§ **WHAT IS ASKED**
What is the number of lines in these entries that include "name"? Write that number and no other text.

-- START OF PROVIDED MATERIAL --

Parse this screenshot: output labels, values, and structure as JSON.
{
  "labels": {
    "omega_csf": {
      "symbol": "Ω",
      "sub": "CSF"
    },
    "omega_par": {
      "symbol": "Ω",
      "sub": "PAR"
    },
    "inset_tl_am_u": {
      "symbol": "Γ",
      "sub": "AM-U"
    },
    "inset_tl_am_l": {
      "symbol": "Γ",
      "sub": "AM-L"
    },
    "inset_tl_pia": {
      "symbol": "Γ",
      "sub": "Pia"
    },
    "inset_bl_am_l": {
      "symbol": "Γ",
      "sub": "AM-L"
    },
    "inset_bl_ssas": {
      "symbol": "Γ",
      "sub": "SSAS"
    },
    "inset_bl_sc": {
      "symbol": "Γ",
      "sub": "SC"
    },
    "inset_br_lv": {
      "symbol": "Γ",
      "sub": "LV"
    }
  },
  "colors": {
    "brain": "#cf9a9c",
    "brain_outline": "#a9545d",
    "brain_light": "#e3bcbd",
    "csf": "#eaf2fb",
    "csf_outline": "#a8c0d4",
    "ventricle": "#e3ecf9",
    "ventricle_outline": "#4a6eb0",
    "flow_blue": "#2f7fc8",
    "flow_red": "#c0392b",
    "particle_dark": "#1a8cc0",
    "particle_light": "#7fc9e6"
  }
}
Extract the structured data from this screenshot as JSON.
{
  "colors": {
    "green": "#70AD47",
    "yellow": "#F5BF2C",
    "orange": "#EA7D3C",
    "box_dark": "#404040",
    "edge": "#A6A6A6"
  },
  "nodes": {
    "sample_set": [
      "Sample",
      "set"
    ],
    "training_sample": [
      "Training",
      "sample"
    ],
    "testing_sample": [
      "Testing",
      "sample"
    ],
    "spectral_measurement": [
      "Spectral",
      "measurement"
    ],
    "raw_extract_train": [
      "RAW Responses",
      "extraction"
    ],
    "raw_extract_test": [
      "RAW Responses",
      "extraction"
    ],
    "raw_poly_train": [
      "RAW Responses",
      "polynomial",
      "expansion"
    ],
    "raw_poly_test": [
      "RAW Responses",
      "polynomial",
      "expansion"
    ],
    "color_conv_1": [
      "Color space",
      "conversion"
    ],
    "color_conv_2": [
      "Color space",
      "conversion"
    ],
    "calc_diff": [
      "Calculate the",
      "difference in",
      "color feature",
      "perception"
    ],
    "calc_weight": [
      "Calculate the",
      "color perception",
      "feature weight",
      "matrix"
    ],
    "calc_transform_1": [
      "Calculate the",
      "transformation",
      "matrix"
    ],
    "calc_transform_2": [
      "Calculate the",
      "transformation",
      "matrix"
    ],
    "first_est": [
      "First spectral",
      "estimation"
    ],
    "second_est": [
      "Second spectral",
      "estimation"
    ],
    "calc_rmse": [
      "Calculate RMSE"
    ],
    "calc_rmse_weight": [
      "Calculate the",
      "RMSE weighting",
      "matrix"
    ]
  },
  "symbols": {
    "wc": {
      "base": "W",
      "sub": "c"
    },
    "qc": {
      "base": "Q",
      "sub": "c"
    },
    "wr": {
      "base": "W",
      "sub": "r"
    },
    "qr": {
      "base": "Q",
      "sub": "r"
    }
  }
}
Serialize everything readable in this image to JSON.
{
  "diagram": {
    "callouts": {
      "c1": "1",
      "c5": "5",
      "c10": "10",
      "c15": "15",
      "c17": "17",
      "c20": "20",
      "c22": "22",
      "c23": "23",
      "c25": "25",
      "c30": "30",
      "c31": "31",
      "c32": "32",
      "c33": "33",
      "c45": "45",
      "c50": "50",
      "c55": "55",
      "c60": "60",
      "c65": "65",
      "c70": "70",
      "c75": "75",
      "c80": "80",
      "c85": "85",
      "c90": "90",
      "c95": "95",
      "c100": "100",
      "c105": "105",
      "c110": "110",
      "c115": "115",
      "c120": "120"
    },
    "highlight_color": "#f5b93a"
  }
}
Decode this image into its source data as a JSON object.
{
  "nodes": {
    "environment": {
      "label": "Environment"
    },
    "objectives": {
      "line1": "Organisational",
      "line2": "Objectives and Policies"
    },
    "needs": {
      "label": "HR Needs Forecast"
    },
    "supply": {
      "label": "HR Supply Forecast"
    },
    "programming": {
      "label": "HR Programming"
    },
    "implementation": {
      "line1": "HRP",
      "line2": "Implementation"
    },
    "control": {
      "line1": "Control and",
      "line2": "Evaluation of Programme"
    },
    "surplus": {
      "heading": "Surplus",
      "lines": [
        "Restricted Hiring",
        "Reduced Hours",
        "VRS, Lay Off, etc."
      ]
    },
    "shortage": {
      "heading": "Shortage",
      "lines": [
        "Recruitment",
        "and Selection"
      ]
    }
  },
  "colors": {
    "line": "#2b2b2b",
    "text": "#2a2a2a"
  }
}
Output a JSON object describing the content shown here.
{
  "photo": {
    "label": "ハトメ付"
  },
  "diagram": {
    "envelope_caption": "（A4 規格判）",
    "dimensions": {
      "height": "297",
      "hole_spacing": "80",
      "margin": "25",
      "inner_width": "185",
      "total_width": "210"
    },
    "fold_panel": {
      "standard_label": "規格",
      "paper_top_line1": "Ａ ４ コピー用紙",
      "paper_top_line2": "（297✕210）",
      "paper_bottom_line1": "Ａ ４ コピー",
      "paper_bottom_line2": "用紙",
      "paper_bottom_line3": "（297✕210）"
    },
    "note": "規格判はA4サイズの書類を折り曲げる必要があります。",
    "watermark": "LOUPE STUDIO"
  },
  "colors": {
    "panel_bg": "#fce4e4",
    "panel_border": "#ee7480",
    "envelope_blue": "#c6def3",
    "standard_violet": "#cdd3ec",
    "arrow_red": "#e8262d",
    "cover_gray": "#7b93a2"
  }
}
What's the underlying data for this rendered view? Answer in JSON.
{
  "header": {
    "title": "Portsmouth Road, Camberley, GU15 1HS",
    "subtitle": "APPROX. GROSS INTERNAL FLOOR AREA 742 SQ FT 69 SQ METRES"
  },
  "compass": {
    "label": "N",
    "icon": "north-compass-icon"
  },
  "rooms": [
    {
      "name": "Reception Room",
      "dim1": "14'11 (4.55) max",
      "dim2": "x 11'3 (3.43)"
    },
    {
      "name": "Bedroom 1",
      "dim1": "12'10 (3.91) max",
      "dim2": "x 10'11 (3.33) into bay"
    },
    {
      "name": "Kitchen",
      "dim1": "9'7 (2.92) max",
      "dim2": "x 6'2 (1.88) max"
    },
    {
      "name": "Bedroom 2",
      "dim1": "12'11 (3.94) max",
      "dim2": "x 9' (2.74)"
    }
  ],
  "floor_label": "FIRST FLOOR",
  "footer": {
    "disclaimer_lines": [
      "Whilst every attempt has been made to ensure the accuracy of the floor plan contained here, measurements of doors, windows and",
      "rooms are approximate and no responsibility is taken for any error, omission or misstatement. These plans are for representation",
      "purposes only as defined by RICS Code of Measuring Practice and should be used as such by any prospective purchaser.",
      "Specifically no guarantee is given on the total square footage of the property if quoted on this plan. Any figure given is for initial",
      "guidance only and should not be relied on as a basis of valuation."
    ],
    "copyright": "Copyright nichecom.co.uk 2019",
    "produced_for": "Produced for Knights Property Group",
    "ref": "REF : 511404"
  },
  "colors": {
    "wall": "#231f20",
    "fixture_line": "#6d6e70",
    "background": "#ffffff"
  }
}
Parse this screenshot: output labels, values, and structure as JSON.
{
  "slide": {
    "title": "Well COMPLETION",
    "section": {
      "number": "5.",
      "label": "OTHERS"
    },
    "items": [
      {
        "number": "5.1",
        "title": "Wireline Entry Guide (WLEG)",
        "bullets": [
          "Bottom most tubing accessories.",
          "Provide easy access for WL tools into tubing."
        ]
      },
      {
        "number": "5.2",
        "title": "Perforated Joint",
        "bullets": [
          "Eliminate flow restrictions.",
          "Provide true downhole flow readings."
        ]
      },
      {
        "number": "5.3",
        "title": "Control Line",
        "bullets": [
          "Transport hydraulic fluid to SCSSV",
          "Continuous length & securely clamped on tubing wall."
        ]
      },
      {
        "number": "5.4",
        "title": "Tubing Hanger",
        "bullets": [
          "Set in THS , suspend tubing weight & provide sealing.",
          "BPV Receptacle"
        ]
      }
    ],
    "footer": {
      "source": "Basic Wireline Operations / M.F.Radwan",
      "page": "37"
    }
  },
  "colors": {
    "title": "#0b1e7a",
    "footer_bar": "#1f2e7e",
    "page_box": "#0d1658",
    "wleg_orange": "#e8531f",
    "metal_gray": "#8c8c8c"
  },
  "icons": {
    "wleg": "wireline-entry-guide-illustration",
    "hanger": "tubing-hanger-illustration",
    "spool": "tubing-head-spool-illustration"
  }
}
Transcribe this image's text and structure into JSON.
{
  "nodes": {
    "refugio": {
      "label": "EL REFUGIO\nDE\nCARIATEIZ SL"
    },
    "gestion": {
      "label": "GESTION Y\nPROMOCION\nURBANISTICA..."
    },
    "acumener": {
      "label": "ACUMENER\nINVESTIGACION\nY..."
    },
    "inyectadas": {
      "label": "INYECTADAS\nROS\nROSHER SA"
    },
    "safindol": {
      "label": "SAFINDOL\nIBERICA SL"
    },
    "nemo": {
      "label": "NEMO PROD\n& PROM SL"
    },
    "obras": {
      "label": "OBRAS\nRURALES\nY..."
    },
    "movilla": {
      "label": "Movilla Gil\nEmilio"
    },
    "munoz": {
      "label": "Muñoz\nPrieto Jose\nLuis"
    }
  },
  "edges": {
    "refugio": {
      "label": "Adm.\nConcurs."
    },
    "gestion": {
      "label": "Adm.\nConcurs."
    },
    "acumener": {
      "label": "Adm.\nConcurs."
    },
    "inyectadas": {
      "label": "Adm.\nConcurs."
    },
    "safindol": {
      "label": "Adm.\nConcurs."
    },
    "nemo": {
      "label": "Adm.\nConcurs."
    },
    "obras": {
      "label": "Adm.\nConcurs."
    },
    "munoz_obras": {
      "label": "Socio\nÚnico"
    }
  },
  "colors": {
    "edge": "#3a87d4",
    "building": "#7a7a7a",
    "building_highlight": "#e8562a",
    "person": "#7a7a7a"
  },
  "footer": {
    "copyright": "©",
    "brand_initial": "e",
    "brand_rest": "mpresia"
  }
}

-- END OF PROVIDED MATERIAL --

§ **OUTPUT**
4